(Extracted material):
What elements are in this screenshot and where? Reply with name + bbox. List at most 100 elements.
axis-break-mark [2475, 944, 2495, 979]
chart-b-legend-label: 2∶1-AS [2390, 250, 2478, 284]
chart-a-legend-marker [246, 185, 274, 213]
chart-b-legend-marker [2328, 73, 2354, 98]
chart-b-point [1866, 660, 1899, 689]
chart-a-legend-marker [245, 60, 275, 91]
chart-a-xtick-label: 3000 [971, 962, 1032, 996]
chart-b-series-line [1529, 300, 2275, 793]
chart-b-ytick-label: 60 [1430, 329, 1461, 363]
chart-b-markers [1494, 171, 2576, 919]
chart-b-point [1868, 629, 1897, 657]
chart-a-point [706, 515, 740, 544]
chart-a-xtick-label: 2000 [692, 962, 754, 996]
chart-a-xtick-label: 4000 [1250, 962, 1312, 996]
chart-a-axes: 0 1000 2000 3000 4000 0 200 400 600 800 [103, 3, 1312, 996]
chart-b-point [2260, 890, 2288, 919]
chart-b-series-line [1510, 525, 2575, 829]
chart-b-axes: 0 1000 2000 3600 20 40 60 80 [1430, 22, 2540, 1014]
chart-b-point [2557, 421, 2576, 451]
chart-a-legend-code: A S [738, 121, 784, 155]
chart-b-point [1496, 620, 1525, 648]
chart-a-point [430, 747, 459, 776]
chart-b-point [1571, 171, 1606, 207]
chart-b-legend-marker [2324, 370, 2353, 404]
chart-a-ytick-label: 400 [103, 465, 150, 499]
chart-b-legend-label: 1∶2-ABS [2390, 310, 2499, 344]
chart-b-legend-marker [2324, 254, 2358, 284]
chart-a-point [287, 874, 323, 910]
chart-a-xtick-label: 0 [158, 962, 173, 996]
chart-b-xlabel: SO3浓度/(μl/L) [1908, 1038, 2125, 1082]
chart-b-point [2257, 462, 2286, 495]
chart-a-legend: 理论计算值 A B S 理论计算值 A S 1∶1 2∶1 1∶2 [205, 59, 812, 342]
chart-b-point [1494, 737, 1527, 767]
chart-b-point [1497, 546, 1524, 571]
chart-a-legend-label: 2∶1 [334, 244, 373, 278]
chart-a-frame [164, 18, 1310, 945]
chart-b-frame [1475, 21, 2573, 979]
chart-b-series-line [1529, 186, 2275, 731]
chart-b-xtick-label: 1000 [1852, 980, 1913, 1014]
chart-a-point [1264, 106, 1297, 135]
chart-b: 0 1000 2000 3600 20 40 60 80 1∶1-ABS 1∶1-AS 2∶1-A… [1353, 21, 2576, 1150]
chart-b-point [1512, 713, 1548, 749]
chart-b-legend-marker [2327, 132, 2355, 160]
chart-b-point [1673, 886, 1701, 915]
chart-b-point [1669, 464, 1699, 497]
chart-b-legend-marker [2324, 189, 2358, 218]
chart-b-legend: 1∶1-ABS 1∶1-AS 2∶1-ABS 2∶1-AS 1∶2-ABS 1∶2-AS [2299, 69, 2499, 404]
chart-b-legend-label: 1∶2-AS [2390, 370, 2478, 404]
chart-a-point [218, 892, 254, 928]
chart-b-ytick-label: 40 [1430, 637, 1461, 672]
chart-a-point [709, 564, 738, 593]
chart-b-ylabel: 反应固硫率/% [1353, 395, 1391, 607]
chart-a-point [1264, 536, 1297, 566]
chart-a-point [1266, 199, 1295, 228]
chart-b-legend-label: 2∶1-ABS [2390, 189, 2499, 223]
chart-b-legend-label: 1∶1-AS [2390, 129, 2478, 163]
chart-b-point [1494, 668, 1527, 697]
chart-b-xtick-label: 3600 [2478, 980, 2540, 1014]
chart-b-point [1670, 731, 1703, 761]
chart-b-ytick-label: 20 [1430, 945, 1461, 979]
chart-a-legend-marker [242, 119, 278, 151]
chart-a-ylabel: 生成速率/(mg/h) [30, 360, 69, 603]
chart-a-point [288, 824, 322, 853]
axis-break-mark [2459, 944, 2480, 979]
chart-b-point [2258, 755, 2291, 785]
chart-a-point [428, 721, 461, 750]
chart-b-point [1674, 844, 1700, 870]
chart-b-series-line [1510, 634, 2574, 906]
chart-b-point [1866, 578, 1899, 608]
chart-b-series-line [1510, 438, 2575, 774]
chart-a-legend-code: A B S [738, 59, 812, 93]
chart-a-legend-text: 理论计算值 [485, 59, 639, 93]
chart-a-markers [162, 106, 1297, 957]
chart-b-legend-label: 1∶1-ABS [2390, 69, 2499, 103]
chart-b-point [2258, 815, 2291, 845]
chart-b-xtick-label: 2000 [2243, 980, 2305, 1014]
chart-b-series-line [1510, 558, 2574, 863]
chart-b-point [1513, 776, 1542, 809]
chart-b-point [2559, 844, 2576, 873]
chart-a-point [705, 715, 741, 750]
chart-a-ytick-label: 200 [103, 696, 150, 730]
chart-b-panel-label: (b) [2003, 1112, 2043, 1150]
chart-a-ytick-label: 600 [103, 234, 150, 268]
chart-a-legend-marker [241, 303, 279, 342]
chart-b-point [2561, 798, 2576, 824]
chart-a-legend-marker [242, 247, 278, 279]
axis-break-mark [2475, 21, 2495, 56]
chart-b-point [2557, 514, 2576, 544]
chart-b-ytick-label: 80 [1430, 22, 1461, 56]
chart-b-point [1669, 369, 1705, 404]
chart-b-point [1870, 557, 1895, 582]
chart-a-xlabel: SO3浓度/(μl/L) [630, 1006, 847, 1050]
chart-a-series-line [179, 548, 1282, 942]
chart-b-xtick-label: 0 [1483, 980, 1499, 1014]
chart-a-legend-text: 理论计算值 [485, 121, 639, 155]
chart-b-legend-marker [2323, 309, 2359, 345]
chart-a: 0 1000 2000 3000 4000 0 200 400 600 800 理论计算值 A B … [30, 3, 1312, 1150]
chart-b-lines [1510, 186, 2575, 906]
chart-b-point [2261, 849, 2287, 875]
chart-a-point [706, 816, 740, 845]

(Work to do):
Update the listing above by changing every "axis-break-mark" to "axis-break-symbol", leaving all other text and values untouched.

(Correct response):
What elements are in this screenshot and where? Reply with name + bbox. List at most 100 elements.
axis-break-symbol [2475, 944, 2495, 979]
chart-b-legend-label: 2∶1-AS [2390, 250, 2478, 284]
chart-a-legend-marker [246, 185, 274, 213]
chart-b-legend-marker [2328, 73, 2354, 98]
chart-b-point [1866, 660, 1899, 689]
chart-a-legend-marker [245, 60, 275, 91]
chart-a-xtick-label: 3000 [971, 962, 1032, 996]
chart-b-series-line [1529, 300, 2275, 793]
chart-b-ytick-label: 60 [1430, 329, 1461, 363]
chart-b-markers [1494, 171, 2576, 919]
chart-b-point [1868, 629, 1897, 657]
chart-a-point [706, 515, 740, 544]
chart-a-xtick-label: 2000 [692, 962, 754, 996]
chart-a-xtick-label: 4000 [1250, 962, 1312, 996]
chart-a-axes: 0 1000 2000 3000 4000 0 200 400 600 800 [103, 3, 1312, 996]
chart-b-point [2260, 890, 2288, 919]
chart-b-series-line [1510, 525, 2575, 829]
chart-b-axes: 0 1000 2000 3600 20 40 60 80 [1430, 22, 2540, 1014]
chart-b-point [2557, 421, 2576, 451]
chart-a-legend-code: A S [738, 121, 784, 155]
chart-b-point [1496, 620, 1525, 648]
chart-a-point [430, 747, 459, 776]
chart-b-point [1571, 171, 1606, 207]
chart-b-legend-marker [2324, 370, 2353, 404]
chart-a-ytick-label: 400 [103, 465, 150, 499]
chart-b-legend-label: 1∶2-ABS [2390, 310, 2499, 344]
chart-b-legend-marker [2324, 254, 2358, 284]
chart-a-point [287, 874, 323, 910]
chart-a-xtick-label: 0 [158, 962, 173, 996]
chart-b-xlabel: SO3浓度/(μl/L) [1908, 1038, 2125, 1082]
chart-b-point [2257, 462, 2286, 495]
chart-a-legend: 理论计算值 A B S 理论计算值 A S 1∶1 2∶1 1∶2 [205, 59, 812, 342]
chart-b-point [1494, 737, 1527, 767]
chart-b-point [1497, 546, 1524, 571]
chart-a-legend-label: 2∶1 [334, 244, 373, 278]
chart-a-frame [164, 18, 1310, 945]
chart-b-frame [1475, 21, 2573, 979]
chart-b-series-line [1529, 186, 2275, 731]
chart-b-xtick-label: 1000 [1852, 980, 1913, 1014]
chart-a-point [1264, 106, 1297, 135]
chart-b: 0 1000 2000 3600 20 40 60 80 1∶1-ABS 1∶1-AS 2∶1-A… [1353, 21, 2576, 1150]
chart-b-point [1512, 713, 1548, 749]
chart-b-legend-marker [2327, 132, 2355, 160]
chart-b-point [1673, 886, 1701, 915]
chart-b-point [1669, 464, 1699, 497]
chart-b-legend-marker [2324, 189, 2358, 218]
chart-b-legend: 1∶1-ABS 1∶1-AS 2∶1-ABS 2∶1-AS 1∶2-ABS 1∶2-AS [2299, 69, 2499, 404]
chart-b-legend-label: 1∶2-AS [2390, 370, 2478, 404]
chart-a-point [218, 892, 254, 928]
chart-b-ytick-label: 40 [1430, 637, 1461, 672]
chart-a-point [709, 564, 738, 593]
chart-b-ylabel: 反应固硫率/% [1353, 395, 1391, 607]
chart-a-point [1264, 536, 1297, 566]
chart-a-point [1266, 199, 1295, 228]
chart-b-legend-label: 2∶1-ABS [2390, 189, 2499, 223]
chart-b-legend-label: 1∶1-AS [2390, 129, 2478, 163]
chart-b-point [1494, 668, 1527, 697]
chart-b-xtick-label: 3600 [2478, 980, 2540, 1014]
chart-b-point [1670, 731, 1703, 761]
chart-b-ytick-label: 20 [1430, 945, 1461, 979]
chart-a-legend-marker [242, 119, 278, 151]
chart-a-ylabel: 生成速率/(mg/h) [30, 360, 69, 603]
chart-a-point [288, 824, 322, 853]
axis-break-symbol [2459, 944, 2480, 979]
chart-b-point [2258, 755, 2291, 785]
chart-a-point [428, 721, 461, 750]
chart-b-point [1674, 844, 1700, 870]
chart-b-series-line [1510, 634, 2574, 906]
chart-b-point [1866, 578, 1899, 608]
chart-b-series-line [1510, 438, 2575, 774]
chart-a-legend-code: A B S [738, 59, 812, 93]
chart-a-legend-text: 理论计算值 [485, 59, 639, 93]
chart-a-markers [162, 106, 1297, 957]
chart-b-legend-label: 1∶1-ABS [2390, 69, 2499, 103]
chart-b-point [2258, 815, 2291, 845]
chart-b-xtick-label: 2000 [2243, 980, 2305, 1014]
chart-b-series-line [1510, 558, 2574, 863]
chart-b-point [1513, 776, 1542, 809]
chart-b-point [2559, 844, 2576, 873]
chart-a-point [705, 715, 741, 750]
chart-a-ytick-label: 200 [103, 696, 150, 730]
chart-b-panel-label: (b) [2003, 1112, 2043, 1150]
chart-a-ytick-label: 600 [103, 234, 150, 268]
chart-a-legend-marker [241, 303, 279, 342]
chart-b-point [2561, 798, 2576, 824]
chart-a-legend-marker [242, 247, 278, 279]
axis-break-symbol [2475, 21, 2495, 56]
chart-b-point [2557, 514, 2576, 544]
chart-b-ytick-label: 80 [1430, 22, 1461, 56]
chart-b-point [1669, 369, 1705, 404]
chart-b-point [1870, 557, 1895, 582]
chart-a-xlabel: SO3浓度/(μl/L) [630, 1006, 847, 1050]
chart-a-series-line [179, 548, 1282, 942]
chart-b-xtick-label: 0 [1483, 980, 1499, 1014]
chart-a-legend-text: 理论计算值 [485, 121, 639, 155]
chart-b-legend-marker [2323, 309, 2359, 345]
chart-a: 0 1000 2000 3000 4000 0 200 400 600 800 理论计算值 A B … [30, 3, 1312, 1150]
chart-b-lines [1510, 186, 2575, 906]
chart-b-point [2261, 849, 2287, 875]
chart-a-point [706, 816, 740, 845]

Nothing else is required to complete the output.